• **Supplied information**:
- - - -

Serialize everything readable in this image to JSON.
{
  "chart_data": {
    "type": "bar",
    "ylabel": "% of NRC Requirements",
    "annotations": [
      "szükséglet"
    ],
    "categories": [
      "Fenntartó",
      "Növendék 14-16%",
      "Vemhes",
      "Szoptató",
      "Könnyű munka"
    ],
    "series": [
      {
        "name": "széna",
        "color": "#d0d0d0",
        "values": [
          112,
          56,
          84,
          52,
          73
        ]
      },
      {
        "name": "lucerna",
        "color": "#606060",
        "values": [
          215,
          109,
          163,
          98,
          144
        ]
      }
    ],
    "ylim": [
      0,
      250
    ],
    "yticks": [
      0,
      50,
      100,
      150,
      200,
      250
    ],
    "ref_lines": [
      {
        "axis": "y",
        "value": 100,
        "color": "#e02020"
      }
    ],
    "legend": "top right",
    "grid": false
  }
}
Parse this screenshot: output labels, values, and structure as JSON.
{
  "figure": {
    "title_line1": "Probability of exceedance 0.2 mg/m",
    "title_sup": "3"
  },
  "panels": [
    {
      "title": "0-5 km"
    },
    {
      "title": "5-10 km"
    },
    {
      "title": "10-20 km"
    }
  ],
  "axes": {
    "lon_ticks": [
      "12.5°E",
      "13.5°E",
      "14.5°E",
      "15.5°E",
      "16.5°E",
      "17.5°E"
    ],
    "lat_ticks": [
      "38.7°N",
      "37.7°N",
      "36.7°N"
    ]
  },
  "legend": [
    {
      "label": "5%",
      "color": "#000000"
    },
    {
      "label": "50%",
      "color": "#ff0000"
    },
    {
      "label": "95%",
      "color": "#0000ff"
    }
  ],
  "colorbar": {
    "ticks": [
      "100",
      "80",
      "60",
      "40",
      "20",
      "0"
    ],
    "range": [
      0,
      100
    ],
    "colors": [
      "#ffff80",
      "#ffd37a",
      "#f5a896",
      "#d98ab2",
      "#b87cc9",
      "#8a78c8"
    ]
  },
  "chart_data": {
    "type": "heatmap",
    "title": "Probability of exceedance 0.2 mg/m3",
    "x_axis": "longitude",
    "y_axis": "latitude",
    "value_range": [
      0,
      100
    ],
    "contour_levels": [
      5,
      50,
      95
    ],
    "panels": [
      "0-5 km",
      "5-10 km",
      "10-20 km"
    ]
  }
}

- - - -

• **What the task requires**: Return, unchanged, each line from the line containing "Parse this screenshot: output" through the last line of the material.

• **Answer to the problem**:
Parse this screenshot: output labels, values, and structure as JSON.
{
  "figure": {
    "title_line1": "Probability of exceedance 0.2 mg/m",
    "title_sup": "3"
  },
  "panels": [
    {
      "title": "0-5 km"
    },
    {
      "title": "5-10 km"
    },
    {
      "title": "10-20 km"
    }
  ],
  "axes": {
    "lon_ticks": [
      "12.5°E",
      "13.5°E",
      "14.5°E",
      "15.5°E",
      "16.5°E",
      "17.5°E"
    ],
    "lat_ticks": [
      "38.7°N",
      "37.7°N",
      "36.7°N"
    ]
  },
  "legend": [
    {
      "label": "5%",
      "color": "#000000"
    },
    {
      "label": "50%",
      "color": "#ff0000"
    },
    {
      "label": "95%",
      "color": "#0000ff"
    }
  ],
  "colorbar": {
    "ticks": [
      "100",
      "80",
      "60",
      "40",
      "20",
      "0"
    ],
    "range": [
      0,
      100
    ],
    "colors": [
      "#ffff80",
      "#ffd37a",
      "#f5a896",
      "#d98ab2",
      "#b87cc9",
      "#8a78c8"
    ]
  },
  "chart_data": {
    "type": "heatmap",
    "title": "Probability of exceedance 0.2 mg/m3",
    "x_axis": "longitude",
    "y_axis": "latitude",
    "value_range": [
      0,
      100
    ],
    "contour_levels": [
      5,
      50,
      95
    ],
    "panels": [
      "0-5 km",
      "5-10 km",
      "10-20 km"
    ]
  }
}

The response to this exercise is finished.